MATERIAL PROVIDED:
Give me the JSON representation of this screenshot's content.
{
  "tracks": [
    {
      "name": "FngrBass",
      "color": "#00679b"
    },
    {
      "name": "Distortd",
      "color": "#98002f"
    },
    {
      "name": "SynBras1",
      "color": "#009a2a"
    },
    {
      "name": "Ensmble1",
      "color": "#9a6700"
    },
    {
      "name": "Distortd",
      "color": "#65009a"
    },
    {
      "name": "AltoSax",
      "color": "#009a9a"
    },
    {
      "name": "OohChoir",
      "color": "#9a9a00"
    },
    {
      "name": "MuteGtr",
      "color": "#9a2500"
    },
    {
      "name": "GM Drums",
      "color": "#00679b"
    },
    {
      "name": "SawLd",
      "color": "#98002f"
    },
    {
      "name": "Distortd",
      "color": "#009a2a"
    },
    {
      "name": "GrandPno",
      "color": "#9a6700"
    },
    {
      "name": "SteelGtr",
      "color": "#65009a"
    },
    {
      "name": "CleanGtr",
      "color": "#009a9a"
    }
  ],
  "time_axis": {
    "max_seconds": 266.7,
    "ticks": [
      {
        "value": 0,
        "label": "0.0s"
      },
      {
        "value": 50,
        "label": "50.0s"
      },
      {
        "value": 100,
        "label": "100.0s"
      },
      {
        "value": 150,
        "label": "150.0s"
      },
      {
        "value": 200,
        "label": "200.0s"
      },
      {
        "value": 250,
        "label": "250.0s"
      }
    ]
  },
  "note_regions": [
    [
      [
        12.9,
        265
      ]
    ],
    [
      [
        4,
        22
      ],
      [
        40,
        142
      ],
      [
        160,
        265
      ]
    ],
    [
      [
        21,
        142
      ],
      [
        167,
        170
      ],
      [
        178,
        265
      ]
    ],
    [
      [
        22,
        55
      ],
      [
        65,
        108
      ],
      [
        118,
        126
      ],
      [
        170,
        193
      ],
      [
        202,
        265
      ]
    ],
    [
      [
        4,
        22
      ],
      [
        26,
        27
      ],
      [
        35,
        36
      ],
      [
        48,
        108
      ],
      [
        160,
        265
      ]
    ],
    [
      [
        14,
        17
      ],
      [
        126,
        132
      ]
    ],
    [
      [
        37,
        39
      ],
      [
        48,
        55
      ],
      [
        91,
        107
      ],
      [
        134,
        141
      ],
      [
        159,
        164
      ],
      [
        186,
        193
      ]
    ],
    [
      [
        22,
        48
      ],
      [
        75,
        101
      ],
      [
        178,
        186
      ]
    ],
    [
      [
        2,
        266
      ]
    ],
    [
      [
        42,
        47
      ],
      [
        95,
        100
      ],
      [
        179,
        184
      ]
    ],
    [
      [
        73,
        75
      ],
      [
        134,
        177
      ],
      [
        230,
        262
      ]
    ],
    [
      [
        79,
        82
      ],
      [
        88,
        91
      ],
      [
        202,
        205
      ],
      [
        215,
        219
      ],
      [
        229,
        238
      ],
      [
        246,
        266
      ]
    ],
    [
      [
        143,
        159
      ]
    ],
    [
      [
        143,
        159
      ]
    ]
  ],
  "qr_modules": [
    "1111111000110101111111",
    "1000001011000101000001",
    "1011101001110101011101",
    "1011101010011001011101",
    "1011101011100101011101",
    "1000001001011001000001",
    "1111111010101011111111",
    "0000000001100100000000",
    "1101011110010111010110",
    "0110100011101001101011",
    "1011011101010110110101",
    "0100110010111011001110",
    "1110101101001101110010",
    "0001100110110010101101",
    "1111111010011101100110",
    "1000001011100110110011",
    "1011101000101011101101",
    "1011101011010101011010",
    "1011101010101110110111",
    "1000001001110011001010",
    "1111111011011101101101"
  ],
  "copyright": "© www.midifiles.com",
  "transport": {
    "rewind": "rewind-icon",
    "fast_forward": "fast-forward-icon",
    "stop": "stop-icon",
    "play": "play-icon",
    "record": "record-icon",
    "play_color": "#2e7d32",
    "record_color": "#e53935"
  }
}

REQUIREMENT: Write out the entries in full, exactly as given.

FINAL RESULT:
Give me the JSON representation of this screenshot's content.
{
  "tracks": [
    {
      "name": "FngrBass",
      "color": "#00679b"
    },
    {
      "name": "Distortd",
      "color": "#98002f"
    },
    {
      "name": "SynBras1",
      "color": "#009a2a"
    },
    {
      "name": "Ensmble1",
      "color": "#9a6700"
    },
    {
      "name": "Distortd",
      "color": "#65009a"
    },
    {
      "name": "AltoSax",
      "color": "#009a9a"
    },
    {
      "name": "OohChoir",
      "color": "#9a9a00"
    },
    {
      "name": "MuteGtr",
      "color": "#9a2500"
    },
    {
      "name": "GM Drums",
      "color": "#00679b"
    },
    {
      "name": "SawLd",
      "color": "#98002f"
    },
    {
      "name": "Distortd",
      "color": "#009a2a"
    },
    {
      "name": "GrandPno",
      "color": "#9a6700"
    },
    {
      "name": "SteelGtr",
      "color": "#65009a"
    },
    {
      "name": "CleanGtr",
      "color": "#009a9a"
    }
  ],
  "time_axis": {
    "max_seconds": 266.7,
    "ticks": [
      {
        "value": 0,
        "label": "0.0s"
      },
      {
        "value": 50,
        "label": "50.0s"
      },
      {
        "value": 100,
        "label": "100.0s"
      },
      {
        "value": 150,
        "label": "150.0s"
      },
      {
        "value": 200,
        "label": "200.0s"
      },
      {
        "value": 250,
        "label": "250.0s"
      }
    ]
  },
  "note_regions": [
    [
      [
        12.9,
        265
      ]
    ],
    [
      [
        4,
        22
      ],
      [
        40,
        142
      ],
      [
        160,
        265
      ]
    ],
    [
      [
        21,
        142
      ],
      [
        167,
        170
      ],
      [
        178,
        265
      ]
    ],
    [
      [
        22,
        55
      ],
      [
        65,
        108
      ],
      [
        118,
        126
      ],
      [
        170,
        193
      ],
      [
        202,
        265
      ]
    ],
    [
      [
        4,
        22
      ],
      [
        26,
        27
      ],
      [
        35,
        36
      ],
      [
        48,
        108
      ],
      [
        160,
        265
      ]
    ],
    [
      [
        14,
        17
      ],
      [
        126,
        132
      ]
    ],
    [
      [
        37,
        39
      ],
      [
        48,
        55
      ],
      [
        91,
        107
      ],
      [
        134,
        141
      ],
      [
        159,
        164
      ],
      [
        186,
        193
      ]
    ],
    [
      [
        22,
        48
      ],
      [
        75,
        101
      ],
      [
        178,
        186
      ]
    ],
    [
      [
        2,
        266
      ]
    ],
    [
      [
        42,
        47
      ],
      [
        95,
        100
      ],
      [
        179,
        184
      ]
    ],
    [
      [
        73,
        75
      ],
      [
        134,
        177
      ],
      [
        230,
        262
      ]
    ],
    [
      [
        79,
        82
      ],
      [
        88,
        91
      ],
      [
        202,
        205
      ],
      [
        215,
        219
      ],
      [
        229,
        238
      ],
      [
        246,
        266
      ]
    ],
    [
      [
        143,
        159
      ]
    ],
    [
      [
        143,
        159
      ]
    ]
  ],
  "qr_modules": [
    "1111111000110101111111",
    "1000001011000101000001",
    "1011101001110101011101",
    "1011101010011001011101",
    "1011101011100101011101",
    "1000001001011001000001",
    "1111111010101011111111",
    "0000000001100100000000",
    "1101011110010111010110",
    "0110100011101001101011",
    "1011011101010110110101",
    "0100110010111011001110",
    "1110101101001101110010",
    "0001100110110010101101",
    "1111111010011101100110",
    "1000001011100110110011",
    "1011101000101011101101",
    "1011101011010101011010",
    "1011101010101110110111",
    "1000001001110011001010",
    "1111111011011101101101"
  ],
  "copyright": "© www.midifiles.com",
  "transport": {
    "rewind": "rewind-icon",
    "fast_forward": "fast-forward-icon",
    "stop": "stop-icon",
    "play": "play-icon",
    "record": "record-icon",
    "play_color": "#2e7d32",
    "record_color": "#e53935"
  }
}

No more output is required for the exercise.